Determine how many lines below hold the string "name". Reply with the number alone.

+===+

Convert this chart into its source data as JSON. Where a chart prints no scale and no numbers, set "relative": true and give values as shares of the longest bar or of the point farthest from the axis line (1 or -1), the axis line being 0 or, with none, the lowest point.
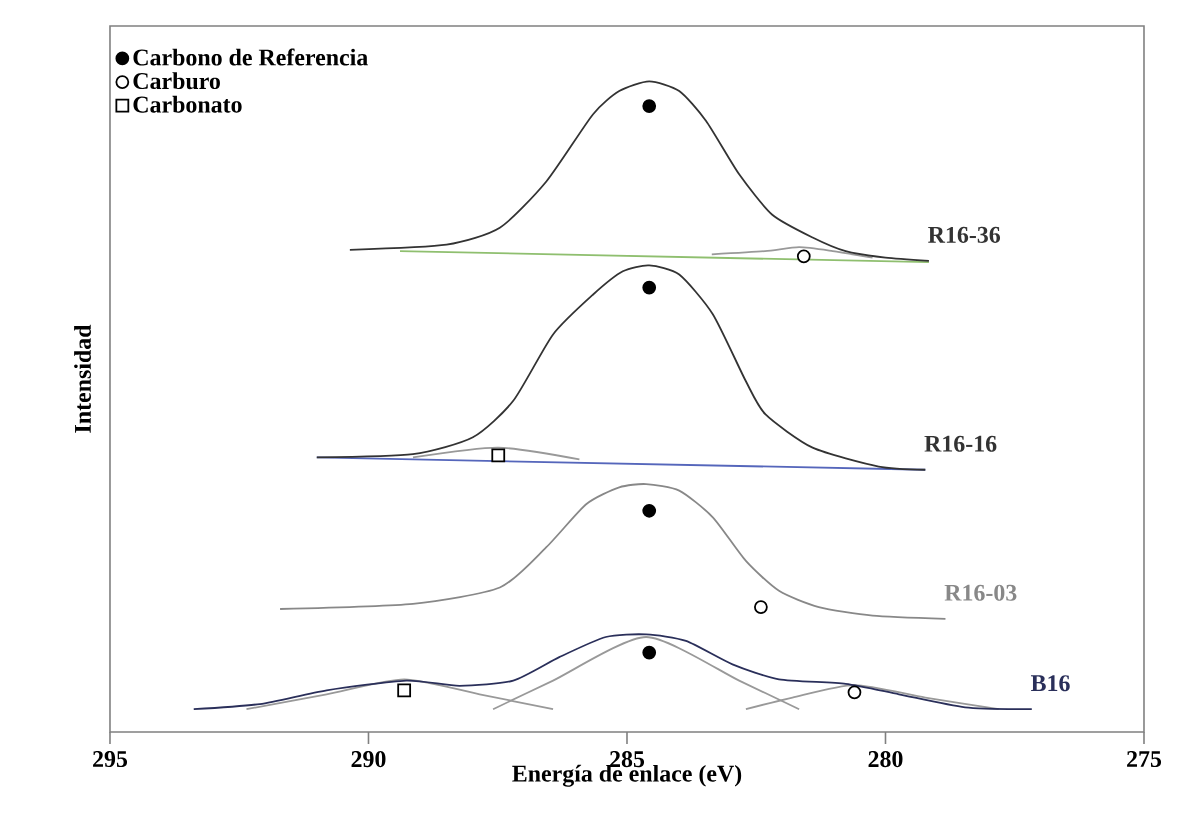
{
  "chart_data": {
    "type": "line",
    "relative": true,
    "xlabel": "Energía de enlace (eV)",
    "ylabel": "Intensidad",
    "xlim": [
      295,
      275
    ],
    "xticks": [
      295,
      290,
      285,
      280,
      275
    ],
    "legend": "top left",
    "series": [
      {
        "name": "R16-36",
        "color": "#333333",
        "x": [
          290.36,
          288.49,
          287.46,
          286.56,
          285.66,
          285.15,
          284.57,
          283.99,
          283.47,
          282.83,
          282.19,
          281.41,
          280.77,
          280.0,
          279.16
        ],
        "values": [
          0.741,
          0.749,
          0.775,
          0.846,
          0.949,
          0.985,
          1.0,
          0.985,
          0.939,
          0.857,
          0.795,
          0.76,
          0.739,
          0.729,
          0.724
        ]
      },
      {
        "color": "#8fbf6f",
        "x": [
          289.39,
          279.16
        ],
        "values": [
          0.739,
          0.722
        ]
      },
      {
        "color": "#999999",
        "x": [
          283.36,
          282.33,
          281.67,
          281.02,
          280.25
        ],
        "values": [
          0.734,
          0.739,
          0.745,
          0.739,
          0.729
        ]
      },
      {
        "name": "R16-16",
        "color": "#333333",
        "x": [
          291.0,
          289.14,
          287.98,
          287.2,
          286.43,
          285.66,
          285.08,
          284.57,
          283.99,
          283.34,
          282.7,
          282.32,
          281.41,
          280.13,
          279.23
        ],
        "values": [
          0.422,
          0.427,
          0.453,
          0.509,
          0.611,
          0.672,
          0.708,
          0.717,
          0.703,
          0.642,
          0.539,
          0.488,
          0.437,
          0.408,
          0.403
        ]
      },
      {
        "color": "#5566bb",
        "x": [
          291.0,
          279.23
        ],
        "values": [
          0.422,
          0.403
        ]
      },
      {
        "color": "#999999",
        "x": [
          289.14,
          287.49,
          285.92
        ],
        "values": [
          0.422,
          0.437,
          0.419
        ]
      },
      {
        "name": "R16-03",
        "color": "#888888",
        "x": [
          291.71,
          289.14,
          287.46,
          286.56,
          285.79,
          285.15,
          284.63,
          283.99,
          283.34,
          282.7,
          282.06,
          281.29,
          280.25,
          278.84
        ],
        "values": [
          0.189,
          0.197,
          0.222,
          0.284,
          0.35,
          0.376,
          0.381,
          0.371,
          0.33,
          0.263,
          0.217,
          0.192,
          0.179,
          0.174
        ]
      },
      {
        "name": "B16",
        "color": "#2a2f5a",
        "x": [
          293.38,
          292.1,
          290.81,
          289.27,
          288.24,
          287.2,
          286.31,
          285.41,
          284.63,
          283.86,
          282.96,
          282.06,
          280.77,
          279.74,
          278.46,
          277.17
        ],
        "values": [
          0.035,
          0.043,
          0.064,
          0.079,
          0.071,
          0.079,
          0.115,
          0.146,
          0.15,
          0.14,
          0.104,
          0.081,
          0.074,
          0.058,
          0.038,
          0.035
        ]
      },
      {
        "color": "#999999",
        "x": [
          292.36,
          290.81,
          289.31,
          287.85,
          286.43
        ],
        "values": [
          0.035,
          0.058,
          0.081,
          0.058,
          0.035
        ]
      },
      {
        "color": "#999999",
        "x": [
          287.59,
          286.43,
          284.63,
          282.83,
          281.67
        ],
        "values": [
          0.035,
          0.079,
          0.146,
          0.079,
          0.035
        ]
      },
      {
        "color": "#999999",
        "x": [
          282.7,
          281.8,
          280.6,
          279.23,
          277.81
        ],
        "values": [
          0.035,
          0.053,
          0.072,
          0.053,
          0.035
        ]
      },
      {
        "name": "Carbono de Referencia",
        "type": "scatter",
        "marker": "circle",
        "color": "#000000",
        "x": [
          284.57,
          284.57,
          284.57,
          284.57
        ],
        "values": [
          0.962,
          0.683,
          0.34,
          0.122
        ]
      },
      {
        "name": "Carburo",
        "type": "scatter",
        "marker": "circle",
        "color": "#ffffff",
        "x": [
          281.58,
          282.41,
          280.6
        ],
        "values": [
          0.731,
          0.192,
          0.061
        ]
      },
      {
        "name": "Carbonato",
        "type": "scatter",
        "marker": "square",
        "color": "#ffffff",
        "x": [
          287.49,
          289.31
        ],
        "values": [
          0.425,
          0.064
        ]
      }
    ]
  }
}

+===+

### The answer
7